(Extracted data entries)
** start **

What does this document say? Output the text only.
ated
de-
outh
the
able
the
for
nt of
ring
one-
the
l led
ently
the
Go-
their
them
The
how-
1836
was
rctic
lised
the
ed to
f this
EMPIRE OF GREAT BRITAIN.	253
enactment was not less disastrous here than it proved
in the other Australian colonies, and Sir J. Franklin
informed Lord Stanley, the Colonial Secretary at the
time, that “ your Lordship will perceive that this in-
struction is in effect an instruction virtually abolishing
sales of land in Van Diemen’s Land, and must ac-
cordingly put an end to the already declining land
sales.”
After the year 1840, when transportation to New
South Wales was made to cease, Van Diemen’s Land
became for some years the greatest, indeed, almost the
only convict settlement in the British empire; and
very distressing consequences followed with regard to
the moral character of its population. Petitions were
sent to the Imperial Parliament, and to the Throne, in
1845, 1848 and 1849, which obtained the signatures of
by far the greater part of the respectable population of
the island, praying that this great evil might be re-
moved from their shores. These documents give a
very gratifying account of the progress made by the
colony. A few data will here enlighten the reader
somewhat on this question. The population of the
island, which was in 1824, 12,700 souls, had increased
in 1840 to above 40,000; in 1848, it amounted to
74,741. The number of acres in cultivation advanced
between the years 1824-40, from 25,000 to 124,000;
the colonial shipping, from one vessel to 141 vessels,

** end **

EXERCISE DETAILS:
Extract the data in full. Keep it word for word.

SOLUTION FOR THIS TASK:
What does this document say? Output the text only.
ated
de-
outh
the
able
the
for
nt of
ring
one-
the
l led
ently
the
Go-
their
them
The
how-
1836
was
rctic
lised
the
ed to
f this
EMPIRE OF GREAT BRITAIN.	253
enactment was not less disastrous here than it proved
in the other Australian colonies, and Sir J. Franklin
informed Lord Stanley, the Colonial Secretary at the
time, that “ your Lordship will perceive that this in-
struction is in effect an instruction virtually abolishing
sales of land in Van Diemen’s Land, and must ac-
cordingly put an end to the already declining land
sales.”
After the year 1840, when transportation to New
South Wales was made to cease, Van Diemen’s Land
became for some years the greatest, indeed, almost the
only convict settlement in the British empire; and
very distressing consequences followed with regard to
the moral character of its population. Petitions were
sent to the Imperial Parliament, and to the Throne, in
1845, 1848 and 1849, which obtained the signatures of
by far the greater part of the respectable population of
the island, praying that this great evil might be re-
moved from their shores. These documents give a
very gratifying account of the progress made by the
colony. A few data will here enlighten the reader
somewhat on this question. The population of the
island, which was in 1824, 12,700 souls, had increased
in 1840 to above 40,000; in 1848, it amounted to
74,741. The number of acres in cultivation advanced
between the years 1824-40, from 25,000 to 124,000;
the colonial shipping, from one vessel to 141 vessels,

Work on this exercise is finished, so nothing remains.